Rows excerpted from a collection
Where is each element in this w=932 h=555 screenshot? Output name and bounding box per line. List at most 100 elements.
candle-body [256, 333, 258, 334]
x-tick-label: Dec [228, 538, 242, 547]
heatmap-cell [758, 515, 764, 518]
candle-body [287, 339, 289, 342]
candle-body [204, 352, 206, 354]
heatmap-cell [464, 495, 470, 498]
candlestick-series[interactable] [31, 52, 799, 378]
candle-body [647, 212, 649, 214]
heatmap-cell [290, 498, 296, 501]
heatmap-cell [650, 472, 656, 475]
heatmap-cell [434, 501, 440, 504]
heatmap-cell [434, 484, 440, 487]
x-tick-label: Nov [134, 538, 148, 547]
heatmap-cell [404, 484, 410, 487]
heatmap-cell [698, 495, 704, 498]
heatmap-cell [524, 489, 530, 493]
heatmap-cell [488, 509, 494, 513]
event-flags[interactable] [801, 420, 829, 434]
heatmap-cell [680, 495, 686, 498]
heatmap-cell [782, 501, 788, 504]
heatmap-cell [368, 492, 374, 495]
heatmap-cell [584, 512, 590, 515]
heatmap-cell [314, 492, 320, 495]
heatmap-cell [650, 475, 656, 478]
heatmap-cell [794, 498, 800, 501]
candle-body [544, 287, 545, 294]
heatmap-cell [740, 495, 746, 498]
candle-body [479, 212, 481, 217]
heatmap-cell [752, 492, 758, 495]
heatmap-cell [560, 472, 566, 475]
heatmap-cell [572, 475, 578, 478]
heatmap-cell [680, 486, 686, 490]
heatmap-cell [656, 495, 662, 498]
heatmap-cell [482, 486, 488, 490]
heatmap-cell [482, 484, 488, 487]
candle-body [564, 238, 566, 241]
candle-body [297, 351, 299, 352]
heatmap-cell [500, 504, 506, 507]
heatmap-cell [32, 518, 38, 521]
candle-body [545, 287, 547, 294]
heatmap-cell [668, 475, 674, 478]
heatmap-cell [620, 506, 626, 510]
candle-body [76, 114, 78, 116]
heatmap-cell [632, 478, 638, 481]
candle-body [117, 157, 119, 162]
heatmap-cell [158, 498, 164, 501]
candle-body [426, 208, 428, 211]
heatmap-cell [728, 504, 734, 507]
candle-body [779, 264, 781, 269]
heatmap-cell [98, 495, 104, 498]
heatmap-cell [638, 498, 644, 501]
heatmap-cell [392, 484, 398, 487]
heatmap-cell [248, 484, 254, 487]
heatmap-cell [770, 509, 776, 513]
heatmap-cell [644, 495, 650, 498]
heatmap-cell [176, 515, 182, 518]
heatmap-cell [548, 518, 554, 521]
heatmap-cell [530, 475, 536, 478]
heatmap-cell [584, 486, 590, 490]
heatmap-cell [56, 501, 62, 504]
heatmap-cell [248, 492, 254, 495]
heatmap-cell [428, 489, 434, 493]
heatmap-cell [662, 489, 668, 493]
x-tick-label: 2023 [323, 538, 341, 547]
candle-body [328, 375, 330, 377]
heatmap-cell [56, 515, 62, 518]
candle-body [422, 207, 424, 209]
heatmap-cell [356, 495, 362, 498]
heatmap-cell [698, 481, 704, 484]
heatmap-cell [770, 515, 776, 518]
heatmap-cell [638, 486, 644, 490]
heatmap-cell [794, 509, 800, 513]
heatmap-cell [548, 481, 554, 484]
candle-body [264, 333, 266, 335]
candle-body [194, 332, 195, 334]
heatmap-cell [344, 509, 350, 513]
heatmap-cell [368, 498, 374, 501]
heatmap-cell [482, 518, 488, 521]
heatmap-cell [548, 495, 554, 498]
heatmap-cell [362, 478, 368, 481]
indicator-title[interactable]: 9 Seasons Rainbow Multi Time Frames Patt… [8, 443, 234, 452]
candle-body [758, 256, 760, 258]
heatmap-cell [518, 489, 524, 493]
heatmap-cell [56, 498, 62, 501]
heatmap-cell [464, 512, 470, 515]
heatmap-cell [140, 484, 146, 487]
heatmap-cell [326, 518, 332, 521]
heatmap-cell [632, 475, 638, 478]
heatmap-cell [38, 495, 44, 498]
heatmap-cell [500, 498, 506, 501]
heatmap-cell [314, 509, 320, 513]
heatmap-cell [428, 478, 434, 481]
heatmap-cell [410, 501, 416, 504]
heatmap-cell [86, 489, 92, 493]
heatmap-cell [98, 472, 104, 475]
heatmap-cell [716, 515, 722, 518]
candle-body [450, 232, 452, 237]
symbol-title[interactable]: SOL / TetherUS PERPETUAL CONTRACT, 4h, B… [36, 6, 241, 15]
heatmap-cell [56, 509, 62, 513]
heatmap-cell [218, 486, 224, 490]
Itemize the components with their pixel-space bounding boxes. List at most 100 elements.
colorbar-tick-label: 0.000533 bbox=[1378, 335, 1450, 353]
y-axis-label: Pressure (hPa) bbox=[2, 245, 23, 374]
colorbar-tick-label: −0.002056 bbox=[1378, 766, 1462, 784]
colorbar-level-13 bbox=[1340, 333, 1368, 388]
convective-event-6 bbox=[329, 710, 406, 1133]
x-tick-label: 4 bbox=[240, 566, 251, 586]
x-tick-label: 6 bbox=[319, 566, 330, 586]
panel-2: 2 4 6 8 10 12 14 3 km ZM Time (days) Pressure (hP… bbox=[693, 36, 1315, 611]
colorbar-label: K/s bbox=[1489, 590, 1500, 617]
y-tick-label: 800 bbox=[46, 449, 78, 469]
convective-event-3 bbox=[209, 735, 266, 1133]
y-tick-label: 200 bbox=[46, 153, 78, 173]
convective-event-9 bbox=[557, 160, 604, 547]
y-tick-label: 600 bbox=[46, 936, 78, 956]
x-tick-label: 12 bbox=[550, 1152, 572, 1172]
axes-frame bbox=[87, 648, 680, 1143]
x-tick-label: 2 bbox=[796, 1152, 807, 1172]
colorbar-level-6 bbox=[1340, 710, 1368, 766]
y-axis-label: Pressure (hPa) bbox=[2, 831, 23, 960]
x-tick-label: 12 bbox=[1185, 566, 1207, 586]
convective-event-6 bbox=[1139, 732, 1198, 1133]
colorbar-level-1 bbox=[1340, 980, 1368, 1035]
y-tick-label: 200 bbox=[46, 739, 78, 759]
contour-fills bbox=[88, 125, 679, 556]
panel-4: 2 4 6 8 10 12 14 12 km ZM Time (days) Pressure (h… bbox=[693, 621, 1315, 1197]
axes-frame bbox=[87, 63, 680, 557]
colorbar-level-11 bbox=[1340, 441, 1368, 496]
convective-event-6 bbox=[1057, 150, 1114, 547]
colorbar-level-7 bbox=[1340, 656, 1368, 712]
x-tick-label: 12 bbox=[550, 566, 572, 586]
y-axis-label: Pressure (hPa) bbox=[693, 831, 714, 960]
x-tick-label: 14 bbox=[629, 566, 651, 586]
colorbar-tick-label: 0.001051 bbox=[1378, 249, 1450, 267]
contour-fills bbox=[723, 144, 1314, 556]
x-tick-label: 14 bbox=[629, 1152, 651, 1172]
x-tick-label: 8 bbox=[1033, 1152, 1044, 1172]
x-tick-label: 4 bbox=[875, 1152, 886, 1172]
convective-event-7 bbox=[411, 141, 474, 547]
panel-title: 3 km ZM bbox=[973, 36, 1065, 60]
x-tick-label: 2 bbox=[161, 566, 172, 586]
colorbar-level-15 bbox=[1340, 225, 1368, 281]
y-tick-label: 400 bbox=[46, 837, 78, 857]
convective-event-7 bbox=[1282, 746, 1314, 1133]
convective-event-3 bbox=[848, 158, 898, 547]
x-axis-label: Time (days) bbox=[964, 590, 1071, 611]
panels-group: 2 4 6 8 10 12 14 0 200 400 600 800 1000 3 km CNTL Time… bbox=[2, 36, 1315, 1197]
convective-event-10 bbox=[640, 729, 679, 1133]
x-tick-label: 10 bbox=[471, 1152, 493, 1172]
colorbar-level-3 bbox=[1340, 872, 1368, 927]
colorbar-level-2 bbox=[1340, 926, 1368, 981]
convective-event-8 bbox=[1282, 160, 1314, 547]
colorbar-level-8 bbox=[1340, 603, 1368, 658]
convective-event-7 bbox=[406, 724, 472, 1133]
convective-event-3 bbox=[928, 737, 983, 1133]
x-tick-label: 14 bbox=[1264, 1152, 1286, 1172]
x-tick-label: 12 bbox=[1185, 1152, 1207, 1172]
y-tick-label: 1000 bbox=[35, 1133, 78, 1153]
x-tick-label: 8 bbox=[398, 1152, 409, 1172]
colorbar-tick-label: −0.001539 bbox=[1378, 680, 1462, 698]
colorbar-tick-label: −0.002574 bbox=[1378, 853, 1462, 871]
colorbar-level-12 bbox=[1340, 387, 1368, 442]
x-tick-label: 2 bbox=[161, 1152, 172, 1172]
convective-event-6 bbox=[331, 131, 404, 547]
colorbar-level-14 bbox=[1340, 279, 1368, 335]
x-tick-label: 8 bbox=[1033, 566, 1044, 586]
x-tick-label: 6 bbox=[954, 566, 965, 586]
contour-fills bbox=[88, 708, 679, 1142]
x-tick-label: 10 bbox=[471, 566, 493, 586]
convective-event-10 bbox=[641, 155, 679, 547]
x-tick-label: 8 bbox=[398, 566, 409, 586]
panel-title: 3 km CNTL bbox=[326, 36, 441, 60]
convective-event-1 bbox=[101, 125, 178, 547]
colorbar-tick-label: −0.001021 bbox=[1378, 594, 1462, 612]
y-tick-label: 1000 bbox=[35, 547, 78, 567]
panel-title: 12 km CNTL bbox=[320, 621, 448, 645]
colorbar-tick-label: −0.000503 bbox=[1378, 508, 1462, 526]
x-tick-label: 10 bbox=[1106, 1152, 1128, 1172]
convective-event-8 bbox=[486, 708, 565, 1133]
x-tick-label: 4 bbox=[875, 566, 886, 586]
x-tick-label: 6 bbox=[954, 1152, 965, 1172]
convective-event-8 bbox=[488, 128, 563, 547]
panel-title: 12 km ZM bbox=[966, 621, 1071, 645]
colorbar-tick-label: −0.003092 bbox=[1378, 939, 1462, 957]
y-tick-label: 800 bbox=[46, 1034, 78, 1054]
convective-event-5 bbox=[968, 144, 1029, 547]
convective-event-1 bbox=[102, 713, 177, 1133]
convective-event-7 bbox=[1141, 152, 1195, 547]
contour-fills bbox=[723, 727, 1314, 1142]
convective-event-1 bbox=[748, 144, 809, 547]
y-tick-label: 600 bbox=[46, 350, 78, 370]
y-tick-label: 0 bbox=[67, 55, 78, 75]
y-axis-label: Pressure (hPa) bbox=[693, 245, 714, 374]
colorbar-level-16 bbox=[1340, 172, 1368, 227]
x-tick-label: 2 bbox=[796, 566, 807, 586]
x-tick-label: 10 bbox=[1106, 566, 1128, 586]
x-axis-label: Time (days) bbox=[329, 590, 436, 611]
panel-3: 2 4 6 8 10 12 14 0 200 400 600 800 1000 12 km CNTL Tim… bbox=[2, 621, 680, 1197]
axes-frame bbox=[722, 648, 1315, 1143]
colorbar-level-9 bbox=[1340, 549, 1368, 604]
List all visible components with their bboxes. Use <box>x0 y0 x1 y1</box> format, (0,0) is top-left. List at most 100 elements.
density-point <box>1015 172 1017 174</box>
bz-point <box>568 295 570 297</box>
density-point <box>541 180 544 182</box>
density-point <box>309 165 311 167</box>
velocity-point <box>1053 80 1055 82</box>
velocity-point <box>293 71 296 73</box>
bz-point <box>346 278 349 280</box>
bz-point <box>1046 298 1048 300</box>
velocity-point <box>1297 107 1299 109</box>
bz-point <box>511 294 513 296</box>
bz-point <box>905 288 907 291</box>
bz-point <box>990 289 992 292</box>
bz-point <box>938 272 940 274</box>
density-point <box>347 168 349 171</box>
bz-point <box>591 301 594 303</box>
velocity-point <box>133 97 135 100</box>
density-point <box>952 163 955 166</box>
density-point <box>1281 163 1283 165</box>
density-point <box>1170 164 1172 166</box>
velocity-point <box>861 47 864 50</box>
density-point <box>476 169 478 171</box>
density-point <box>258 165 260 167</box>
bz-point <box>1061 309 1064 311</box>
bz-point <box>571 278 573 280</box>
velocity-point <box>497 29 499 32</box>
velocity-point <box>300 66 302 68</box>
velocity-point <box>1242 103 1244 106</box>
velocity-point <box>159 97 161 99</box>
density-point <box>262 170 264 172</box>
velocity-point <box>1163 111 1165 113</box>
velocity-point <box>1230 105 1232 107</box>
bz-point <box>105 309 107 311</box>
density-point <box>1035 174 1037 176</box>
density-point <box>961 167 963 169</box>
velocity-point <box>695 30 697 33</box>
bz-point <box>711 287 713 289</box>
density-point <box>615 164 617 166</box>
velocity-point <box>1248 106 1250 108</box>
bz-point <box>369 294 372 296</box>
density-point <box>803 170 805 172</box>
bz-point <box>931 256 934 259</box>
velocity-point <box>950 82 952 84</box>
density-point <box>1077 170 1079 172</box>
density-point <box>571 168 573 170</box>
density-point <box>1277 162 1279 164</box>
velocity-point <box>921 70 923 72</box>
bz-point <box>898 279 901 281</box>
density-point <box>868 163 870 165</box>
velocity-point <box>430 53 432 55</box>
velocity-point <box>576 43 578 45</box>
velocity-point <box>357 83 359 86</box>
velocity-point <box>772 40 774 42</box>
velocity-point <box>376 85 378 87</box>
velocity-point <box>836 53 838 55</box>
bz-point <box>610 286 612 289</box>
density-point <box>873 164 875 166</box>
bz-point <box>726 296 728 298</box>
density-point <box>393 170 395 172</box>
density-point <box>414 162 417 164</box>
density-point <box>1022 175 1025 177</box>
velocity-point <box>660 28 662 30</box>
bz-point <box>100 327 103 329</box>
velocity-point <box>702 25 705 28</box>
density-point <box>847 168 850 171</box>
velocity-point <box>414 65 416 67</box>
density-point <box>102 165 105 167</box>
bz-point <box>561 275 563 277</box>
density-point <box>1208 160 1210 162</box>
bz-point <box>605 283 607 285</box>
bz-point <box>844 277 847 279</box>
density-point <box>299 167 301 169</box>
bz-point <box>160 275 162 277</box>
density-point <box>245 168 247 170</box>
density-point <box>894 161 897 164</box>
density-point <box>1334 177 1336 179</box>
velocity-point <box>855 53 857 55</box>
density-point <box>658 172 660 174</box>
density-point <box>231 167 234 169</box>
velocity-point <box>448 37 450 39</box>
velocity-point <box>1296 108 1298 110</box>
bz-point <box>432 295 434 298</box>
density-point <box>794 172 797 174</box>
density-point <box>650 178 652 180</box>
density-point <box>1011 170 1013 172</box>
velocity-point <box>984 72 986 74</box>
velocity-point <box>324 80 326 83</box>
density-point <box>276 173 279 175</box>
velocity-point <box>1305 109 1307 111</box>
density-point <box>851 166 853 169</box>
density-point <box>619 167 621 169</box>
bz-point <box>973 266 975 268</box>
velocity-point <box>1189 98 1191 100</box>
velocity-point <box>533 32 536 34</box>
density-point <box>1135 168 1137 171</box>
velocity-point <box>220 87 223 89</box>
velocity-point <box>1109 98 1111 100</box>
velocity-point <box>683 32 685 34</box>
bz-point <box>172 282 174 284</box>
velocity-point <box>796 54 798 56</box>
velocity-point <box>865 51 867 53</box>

> Directions for this task
Can you write out the rows above word for word, starting with the very first line and stopping after the line that contains "candle-body [287, 339, 289, 342]", with both of those lines included?

> Solution to the problem
Where is each element in this w=932 h=555 screenshot? Output name and bounding box per line. List at most 100 elements.
candle-body [256, 333, 258, 334]
x-tick-label: Dec [228, 538, 242, 547]
heatmap-cell [758, 515, 764, 518]
candle-body [287, 339, 289, 342]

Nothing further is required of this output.